## GIVEN TASK
Scan the data for "decomposition" and copy the lines it appears in.

------ AVAILABLE RECORDS ------

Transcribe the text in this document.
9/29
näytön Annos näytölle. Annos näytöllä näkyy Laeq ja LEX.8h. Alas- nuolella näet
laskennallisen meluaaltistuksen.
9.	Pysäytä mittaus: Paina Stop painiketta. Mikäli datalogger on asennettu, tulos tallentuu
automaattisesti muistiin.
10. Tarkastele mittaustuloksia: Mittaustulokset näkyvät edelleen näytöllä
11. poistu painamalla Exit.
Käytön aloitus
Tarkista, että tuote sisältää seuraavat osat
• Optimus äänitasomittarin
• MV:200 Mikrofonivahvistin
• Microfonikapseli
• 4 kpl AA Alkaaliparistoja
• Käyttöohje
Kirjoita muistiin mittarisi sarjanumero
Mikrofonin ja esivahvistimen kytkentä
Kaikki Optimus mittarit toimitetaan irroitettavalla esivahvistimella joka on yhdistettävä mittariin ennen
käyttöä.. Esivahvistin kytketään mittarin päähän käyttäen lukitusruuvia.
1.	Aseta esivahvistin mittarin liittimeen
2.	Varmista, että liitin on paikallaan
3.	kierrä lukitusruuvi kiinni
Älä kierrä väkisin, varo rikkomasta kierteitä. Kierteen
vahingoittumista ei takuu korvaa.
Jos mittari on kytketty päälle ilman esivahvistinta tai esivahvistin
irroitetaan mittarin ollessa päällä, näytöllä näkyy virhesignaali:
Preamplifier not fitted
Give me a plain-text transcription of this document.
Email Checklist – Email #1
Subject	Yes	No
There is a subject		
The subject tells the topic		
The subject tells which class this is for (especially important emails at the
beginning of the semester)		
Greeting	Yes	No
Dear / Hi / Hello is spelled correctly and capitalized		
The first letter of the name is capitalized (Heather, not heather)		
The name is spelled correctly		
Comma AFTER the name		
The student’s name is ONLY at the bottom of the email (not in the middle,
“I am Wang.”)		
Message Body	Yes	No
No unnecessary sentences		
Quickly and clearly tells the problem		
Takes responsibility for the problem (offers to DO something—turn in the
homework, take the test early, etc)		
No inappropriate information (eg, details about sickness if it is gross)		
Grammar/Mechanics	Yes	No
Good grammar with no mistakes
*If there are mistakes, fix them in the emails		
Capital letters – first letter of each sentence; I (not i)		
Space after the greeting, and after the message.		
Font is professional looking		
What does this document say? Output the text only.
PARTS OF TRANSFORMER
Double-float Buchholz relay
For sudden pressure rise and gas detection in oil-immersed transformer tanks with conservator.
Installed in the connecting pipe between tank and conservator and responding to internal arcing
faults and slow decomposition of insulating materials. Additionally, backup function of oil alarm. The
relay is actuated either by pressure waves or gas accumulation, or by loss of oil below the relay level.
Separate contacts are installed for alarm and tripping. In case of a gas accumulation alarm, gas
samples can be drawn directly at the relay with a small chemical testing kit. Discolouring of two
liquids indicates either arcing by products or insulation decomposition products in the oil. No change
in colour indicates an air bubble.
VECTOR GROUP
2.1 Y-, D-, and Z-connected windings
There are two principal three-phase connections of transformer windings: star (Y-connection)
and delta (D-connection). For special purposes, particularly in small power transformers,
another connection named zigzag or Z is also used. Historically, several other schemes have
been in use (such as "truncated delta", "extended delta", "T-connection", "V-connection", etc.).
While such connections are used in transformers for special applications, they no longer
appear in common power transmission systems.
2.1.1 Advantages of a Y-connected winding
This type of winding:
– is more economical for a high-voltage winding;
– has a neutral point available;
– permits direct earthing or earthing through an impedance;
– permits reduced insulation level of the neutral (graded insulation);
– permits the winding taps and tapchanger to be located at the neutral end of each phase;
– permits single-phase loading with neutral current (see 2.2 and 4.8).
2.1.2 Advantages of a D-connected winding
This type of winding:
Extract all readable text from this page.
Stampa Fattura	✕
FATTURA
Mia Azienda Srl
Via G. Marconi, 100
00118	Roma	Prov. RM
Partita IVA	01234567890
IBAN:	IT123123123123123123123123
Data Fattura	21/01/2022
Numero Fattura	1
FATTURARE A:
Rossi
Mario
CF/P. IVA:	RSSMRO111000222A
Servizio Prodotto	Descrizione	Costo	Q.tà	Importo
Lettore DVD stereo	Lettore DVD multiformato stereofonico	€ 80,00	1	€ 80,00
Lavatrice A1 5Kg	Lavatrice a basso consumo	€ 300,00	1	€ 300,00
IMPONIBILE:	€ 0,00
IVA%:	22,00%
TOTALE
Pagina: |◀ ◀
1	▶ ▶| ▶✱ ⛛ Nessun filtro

------

## TASK RESPONSE
faults and slow decomposition of insulating materials. Additionally, backup function of oil alarm. The
liquids indicates either arcing by products or insulation decomposition products in the oil. No change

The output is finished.